[Data provided]
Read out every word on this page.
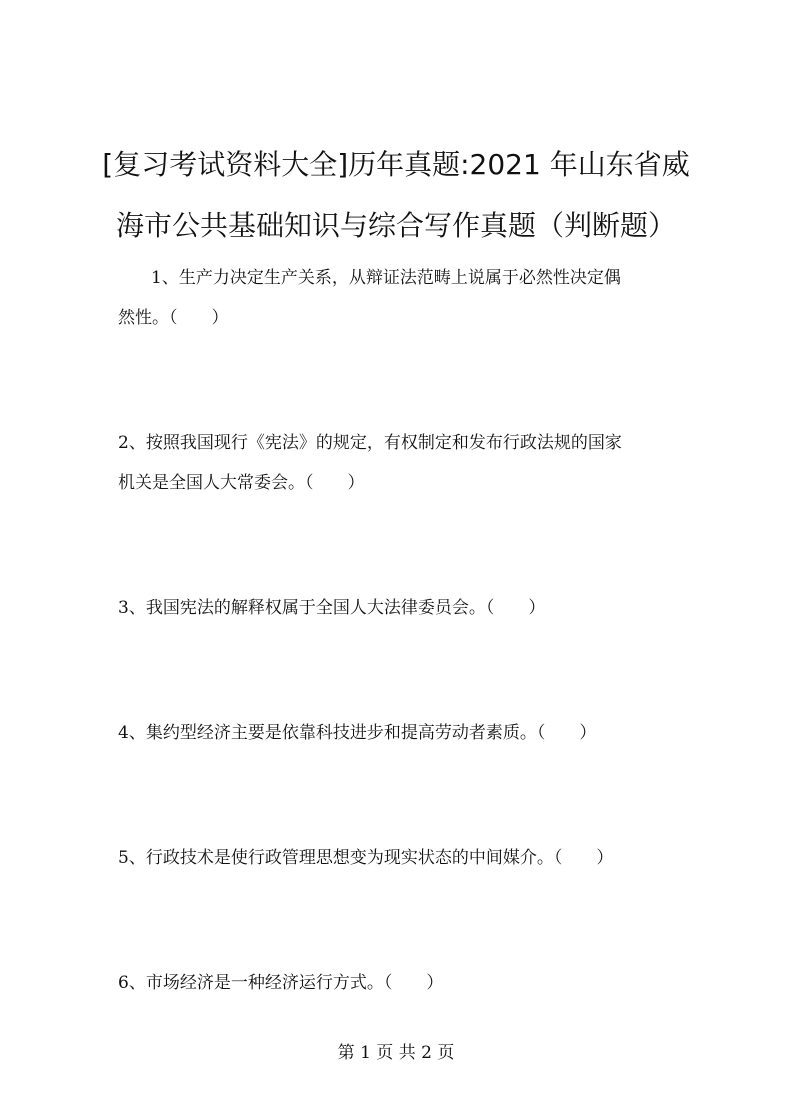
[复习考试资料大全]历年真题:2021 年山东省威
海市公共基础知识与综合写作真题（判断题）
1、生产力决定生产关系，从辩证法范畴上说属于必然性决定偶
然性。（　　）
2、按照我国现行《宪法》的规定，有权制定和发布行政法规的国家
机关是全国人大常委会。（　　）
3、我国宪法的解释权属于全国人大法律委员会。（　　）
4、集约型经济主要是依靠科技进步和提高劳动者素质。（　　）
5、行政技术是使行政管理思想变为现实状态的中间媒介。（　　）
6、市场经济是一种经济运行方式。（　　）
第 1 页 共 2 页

[Description of the task] Return the listing above unchanged, apart from dropping its pictures.

[The completed task]
Read out every word on this page.
[复习考试资料大全]历年真题:2021 年山东省威
海市公共基础知识与综合写作真题（判断题）
1、生产力决定生产关系，从辩证法范畴上说属于必然性决定偶
然性。（　　）
2、按照我国现行《宪法》的规定，有权制定和发布行政法规的国家
机关是全国人大常委会。（　　）
3、我国宪法的解释权属于全国人大法律委员会。（　　）
4、集约型经济主要是依靠科技进步和提高劳动者素质。（　　）
5、行政技术是使行政管理思想变为现实状态的中间媒介。（　　）
6、市场经济是一种经济运行方式。（　　）
第 1 页 共 2 页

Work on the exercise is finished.